-- start of Task data --

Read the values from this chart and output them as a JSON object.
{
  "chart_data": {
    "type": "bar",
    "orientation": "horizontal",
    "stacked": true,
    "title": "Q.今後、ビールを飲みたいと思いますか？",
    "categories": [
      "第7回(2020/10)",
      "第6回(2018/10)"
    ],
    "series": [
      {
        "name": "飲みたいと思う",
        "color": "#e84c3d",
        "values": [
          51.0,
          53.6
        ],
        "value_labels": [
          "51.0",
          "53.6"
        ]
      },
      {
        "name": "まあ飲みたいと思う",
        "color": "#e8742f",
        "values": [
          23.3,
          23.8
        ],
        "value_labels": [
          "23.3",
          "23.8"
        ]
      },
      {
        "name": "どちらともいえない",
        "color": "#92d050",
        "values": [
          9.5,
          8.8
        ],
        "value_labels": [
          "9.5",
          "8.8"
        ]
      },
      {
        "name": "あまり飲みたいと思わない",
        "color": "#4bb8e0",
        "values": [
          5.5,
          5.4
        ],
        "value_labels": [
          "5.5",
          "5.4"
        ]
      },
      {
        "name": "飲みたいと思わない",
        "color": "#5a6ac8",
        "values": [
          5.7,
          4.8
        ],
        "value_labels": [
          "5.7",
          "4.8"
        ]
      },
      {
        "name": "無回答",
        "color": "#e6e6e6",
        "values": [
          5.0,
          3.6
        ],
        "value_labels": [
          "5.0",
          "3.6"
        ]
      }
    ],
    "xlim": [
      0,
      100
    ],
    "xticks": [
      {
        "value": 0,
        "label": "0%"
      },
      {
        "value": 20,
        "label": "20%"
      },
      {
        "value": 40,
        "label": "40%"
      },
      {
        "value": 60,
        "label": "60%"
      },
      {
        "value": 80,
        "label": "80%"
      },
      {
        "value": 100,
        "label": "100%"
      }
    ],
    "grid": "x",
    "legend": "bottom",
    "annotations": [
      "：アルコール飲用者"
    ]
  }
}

-- end of Task data --

▶ **Problem**: Using the listing above, please repeat every entry exactly.

▶ **Exercise response**:
Read the values from this chart and output them as a JSON object.
{
  "chart_data": {
    "type": "bar",
    "orientation": "horizontal",
    "stacked": true,
    "title": "Q.今後、ビールを飲みたいと思いますか？",
    "categories": [
      "第7回(2020/10)",
      "第6回(2018/10)"
    ],
    "series": [
      {
        "name": "飲みたいと思う",
        "color": "#e84c3d",
        "values": [
          51.0,
          53.6
        ],
        "value_labels": [
          "51.0",
          "53.6"
        ]
      },
      {
        "name": "まあ飲みたいと思う",
        "color": "#e8742f",
        "values": [
          23.3,
          23.8
        ],
        "value_labels": [
          "23.3",
          "23.8"
        ]
      },
      {
        "name": "どちらともいえない",
        "color": "#92d050",
        "values": [
          9.5,
          8.8
        ],
        "value_labels": [
          "9.5",
          "8.8"
        ]
      },
      {
        "name": "あまり飲みたいと思わない",
        "color": "#4bb8e0",
        "values": [
          5.5,
          5.4
        ],
        "value_labels": [
          "5.5",
          "5.4"
        ]
      },
      {
        "name": "飲みたいと思わない",
        "color": "#5a6ac8",
        "values": [
          5.7,
          4.8
        ],
        "value_labels": [
          "5.7",
          "4.8"
        ]
      },
      {
        "name": "無回答",
        "color": "#e6e6e6",
        "values": [
          5.0,
          3.6
        ],
        "value_labels": [
          "5.0",
          "3.6"
        ]
      }
    ],
    "xlim": [
      0,
      100
    ],
    "xticks": [
      {
        "value": 0,
        "label": "0%"
      },
      {
        "value": 20,
        "label": "20%"
      },
      {
        "value": 40,
        "label": "40%"
      },
      {
        "value": 60,
        "label": "60%"
      },
      {
        "value": 80,
        "label": "80%"
      },
      {
        "value": 100,
        "label": "100%"
      }
    ],
    "grid": "x",
    "legend": "bottom",
    "annotations": [
      "：アルコール飲用者"
    ]
  }
}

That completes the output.